• Exercise details: Which lines include the word "İade"? Copy each of them.

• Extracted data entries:
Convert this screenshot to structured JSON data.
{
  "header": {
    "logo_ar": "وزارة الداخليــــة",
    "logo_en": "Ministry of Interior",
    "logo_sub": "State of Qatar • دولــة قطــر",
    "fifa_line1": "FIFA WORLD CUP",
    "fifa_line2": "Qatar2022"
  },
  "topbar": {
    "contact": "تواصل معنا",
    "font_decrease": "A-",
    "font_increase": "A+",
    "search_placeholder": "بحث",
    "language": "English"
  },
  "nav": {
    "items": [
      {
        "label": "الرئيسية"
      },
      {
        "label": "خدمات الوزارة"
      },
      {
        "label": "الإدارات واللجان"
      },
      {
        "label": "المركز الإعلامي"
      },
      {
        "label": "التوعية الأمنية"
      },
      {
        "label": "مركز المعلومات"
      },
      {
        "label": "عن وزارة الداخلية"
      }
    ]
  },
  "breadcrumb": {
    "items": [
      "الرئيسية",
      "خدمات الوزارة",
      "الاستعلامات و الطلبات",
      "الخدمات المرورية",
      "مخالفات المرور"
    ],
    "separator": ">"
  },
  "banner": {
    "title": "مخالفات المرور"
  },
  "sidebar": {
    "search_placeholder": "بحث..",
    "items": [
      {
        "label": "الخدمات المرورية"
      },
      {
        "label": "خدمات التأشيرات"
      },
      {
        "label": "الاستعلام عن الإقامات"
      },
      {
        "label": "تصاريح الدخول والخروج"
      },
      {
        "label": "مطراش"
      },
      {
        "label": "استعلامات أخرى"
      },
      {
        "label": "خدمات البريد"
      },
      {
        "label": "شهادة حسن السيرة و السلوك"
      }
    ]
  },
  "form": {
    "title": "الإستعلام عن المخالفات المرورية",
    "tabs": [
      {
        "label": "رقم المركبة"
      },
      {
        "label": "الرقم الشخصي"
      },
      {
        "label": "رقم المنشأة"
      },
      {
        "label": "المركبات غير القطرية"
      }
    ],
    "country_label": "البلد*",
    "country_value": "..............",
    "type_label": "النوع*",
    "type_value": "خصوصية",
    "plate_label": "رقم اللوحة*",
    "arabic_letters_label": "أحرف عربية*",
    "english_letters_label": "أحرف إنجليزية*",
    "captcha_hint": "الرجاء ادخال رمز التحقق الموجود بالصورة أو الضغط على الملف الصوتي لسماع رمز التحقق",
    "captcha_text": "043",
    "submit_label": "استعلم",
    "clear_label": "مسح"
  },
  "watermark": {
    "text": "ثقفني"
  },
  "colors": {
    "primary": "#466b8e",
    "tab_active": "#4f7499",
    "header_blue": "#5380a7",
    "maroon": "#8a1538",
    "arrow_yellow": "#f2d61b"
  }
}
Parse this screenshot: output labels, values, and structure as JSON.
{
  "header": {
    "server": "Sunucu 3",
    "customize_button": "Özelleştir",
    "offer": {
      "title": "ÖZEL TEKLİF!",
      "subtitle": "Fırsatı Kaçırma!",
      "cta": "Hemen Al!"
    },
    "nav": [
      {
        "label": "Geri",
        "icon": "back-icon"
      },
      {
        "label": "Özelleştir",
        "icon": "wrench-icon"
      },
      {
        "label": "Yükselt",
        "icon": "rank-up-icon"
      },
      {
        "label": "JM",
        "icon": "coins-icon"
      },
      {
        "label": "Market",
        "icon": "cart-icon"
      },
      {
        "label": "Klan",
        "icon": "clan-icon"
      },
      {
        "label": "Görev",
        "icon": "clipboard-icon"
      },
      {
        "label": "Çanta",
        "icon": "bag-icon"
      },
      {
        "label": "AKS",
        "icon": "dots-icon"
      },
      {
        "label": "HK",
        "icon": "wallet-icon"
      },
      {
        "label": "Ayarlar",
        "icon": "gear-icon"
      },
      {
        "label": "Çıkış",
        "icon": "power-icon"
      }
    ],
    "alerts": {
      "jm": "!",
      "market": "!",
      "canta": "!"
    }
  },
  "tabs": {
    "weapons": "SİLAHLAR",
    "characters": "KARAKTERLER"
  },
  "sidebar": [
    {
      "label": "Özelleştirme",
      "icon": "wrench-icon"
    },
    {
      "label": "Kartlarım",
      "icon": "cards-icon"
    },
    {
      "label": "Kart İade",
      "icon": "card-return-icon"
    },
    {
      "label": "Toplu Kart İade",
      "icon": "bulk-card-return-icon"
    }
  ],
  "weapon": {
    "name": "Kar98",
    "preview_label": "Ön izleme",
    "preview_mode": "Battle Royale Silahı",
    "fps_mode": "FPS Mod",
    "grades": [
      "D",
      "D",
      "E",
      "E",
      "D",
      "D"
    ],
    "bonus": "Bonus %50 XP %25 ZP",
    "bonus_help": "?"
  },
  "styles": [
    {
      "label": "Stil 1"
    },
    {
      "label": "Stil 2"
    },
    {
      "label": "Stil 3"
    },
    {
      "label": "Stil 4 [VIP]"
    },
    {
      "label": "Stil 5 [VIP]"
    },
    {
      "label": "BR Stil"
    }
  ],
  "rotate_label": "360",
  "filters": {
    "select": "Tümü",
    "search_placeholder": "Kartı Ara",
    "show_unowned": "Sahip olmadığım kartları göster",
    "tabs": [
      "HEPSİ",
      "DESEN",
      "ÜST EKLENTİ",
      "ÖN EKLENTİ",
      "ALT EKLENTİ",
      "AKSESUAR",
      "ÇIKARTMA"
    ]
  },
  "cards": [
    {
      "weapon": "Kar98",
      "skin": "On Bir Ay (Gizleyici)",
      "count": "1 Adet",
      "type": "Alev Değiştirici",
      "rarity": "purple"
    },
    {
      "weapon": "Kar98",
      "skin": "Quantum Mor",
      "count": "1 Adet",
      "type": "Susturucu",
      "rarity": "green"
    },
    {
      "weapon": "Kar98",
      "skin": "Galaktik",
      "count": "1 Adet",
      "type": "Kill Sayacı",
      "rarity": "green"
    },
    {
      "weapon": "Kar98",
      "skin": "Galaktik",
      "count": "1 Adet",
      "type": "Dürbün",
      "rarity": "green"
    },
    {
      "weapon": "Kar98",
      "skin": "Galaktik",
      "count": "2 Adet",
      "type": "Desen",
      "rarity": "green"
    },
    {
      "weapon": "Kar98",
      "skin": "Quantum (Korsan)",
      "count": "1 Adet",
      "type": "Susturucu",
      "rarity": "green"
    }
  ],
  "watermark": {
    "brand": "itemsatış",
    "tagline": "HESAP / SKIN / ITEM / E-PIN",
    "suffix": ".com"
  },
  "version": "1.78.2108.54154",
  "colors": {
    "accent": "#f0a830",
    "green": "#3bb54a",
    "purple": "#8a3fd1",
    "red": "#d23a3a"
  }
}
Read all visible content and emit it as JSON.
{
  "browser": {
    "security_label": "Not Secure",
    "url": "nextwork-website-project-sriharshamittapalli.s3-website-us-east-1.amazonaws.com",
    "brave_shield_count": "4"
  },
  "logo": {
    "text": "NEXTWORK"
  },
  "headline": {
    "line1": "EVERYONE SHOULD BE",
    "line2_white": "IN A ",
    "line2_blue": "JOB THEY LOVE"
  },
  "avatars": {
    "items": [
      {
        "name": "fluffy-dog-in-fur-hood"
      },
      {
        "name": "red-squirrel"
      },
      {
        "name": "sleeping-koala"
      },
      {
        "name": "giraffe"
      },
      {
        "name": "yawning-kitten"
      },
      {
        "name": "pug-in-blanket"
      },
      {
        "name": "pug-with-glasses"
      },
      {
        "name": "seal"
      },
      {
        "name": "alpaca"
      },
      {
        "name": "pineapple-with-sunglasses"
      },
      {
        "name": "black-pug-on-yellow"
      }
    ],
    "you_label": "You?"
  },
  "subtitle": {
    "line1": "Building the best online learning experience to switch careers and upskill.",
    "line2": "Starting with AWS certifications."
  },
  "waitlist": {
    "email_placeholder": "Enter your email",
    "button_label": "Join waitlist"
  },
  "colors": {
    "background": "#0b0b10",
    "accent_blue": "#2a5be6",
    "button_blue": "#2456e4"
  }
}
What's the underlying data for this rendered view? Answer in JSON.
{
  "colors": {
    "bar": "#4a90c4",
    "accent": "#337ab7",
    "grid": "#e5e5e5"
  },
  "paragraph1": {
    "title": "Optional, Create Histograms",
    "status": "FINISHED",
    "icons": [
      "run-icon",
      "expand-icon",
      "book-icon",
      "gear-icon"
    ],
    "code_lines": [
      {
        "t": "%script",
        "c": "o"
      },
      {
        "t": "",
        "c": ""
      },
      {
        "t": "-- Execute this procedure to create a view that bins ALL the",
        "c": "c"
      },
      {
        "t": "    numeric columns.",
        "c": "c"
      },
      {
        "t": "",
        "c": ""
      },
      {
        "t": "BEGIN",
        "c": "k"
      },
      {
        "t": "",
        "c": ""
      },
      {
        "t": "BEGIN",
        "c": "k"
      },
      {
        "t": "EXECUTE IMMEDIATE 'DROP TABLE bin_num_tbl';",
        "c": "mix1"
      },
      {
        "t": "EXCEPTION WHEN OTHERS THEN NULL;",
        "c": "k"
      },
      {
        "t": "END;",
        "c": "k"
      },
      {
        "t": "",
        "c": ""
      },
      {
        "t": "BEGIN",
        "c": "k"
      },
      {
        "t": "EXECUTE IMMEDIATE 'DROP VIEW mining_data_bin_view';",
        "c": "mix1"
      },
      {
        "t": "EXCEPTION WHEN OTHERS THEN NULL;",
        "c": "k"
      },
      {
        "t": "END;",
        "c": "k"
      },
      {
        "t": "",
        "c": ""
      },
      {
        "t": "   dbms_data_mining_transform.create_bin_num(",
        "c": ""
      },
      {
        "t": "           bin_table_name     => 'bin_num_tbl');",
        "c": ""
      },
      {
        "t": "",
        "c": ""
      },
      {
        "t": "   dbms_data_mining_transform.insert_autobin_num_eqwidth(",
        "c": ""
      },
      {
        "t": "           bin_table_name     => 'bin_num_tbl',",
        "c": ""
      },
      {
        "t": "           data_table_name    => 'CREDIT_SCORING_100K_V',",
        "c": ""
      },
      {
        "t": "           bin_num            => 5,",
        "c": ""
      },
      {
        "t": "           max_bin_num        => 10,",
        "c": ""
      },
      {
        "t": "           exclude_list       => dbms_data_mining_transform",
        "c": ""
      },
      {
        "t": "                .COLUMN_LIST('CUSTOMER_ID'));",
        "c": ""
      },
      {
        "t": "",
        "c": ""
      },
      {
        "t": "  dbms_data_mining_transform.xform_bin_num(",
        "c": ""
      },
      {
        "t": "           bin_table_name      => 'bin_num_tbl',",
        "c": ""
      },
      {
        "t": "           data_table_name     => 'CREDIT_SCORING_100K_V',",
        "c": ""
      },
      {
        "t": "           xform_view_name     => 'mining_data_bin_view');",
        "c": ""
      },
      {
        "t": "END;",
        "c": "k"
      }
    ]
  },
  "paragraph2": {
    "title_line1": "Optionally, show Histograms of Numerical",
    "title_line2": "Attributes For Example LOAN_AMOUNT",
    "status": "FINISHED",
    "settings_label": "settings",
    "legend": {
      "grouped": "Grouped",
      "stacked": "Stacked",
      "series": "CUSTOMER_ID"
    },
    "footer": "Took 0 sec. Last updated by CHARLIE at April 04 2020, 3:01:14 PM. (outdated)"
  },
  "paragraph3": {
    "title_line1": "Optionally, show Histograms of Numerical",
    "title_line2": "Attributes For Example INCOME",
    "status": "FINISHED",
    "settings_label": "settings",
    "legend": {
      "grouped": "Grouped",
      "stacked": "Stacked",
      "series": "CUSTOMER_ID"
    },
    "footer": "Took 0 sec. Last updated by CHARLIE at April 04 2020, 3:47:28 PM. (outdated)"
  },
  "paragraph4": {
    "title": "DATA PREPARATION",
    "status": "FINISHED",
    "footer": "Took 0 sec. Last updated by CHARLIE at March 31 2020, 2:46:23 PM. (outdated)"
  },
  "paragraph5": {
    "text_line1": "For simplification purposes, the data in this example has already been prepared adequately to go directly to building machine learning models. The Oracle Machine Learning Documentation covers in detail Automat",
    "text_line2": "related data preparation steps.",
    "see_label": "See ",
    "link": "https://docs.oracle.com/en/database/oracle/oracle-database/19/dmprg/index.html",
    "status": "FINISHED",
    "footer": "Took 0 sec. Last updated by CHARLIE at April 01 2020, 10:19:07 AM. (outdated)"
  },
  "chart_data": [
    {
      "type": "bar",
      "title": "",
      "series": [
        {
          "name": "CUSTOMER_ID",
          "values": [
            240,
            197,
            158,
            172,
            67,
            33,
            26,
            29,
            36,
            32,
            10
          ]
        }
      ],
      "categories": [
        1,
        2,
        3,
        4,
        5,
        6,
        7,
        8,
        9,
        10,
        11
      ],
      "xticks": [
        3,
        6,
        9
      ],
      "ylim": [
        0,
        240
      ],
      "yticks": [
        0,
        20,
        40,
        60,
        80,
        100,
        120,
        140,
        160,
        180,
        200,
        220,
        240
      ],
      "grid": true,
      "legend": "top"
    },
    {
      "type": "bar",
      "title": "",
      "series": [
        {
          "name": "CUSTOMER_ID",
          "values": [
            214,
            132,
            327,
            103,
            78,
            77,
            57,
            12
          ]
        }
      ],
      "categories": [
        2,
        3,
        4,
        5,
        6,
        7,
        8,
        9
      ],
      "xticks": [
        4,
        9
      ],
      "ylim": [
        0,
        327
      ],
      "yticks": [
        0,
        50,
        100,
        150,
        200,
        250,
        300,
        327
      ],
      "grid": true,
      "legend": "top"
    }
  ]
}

• Result:
      "label": "Kart İade",
      "label": "Toplu Kart İade",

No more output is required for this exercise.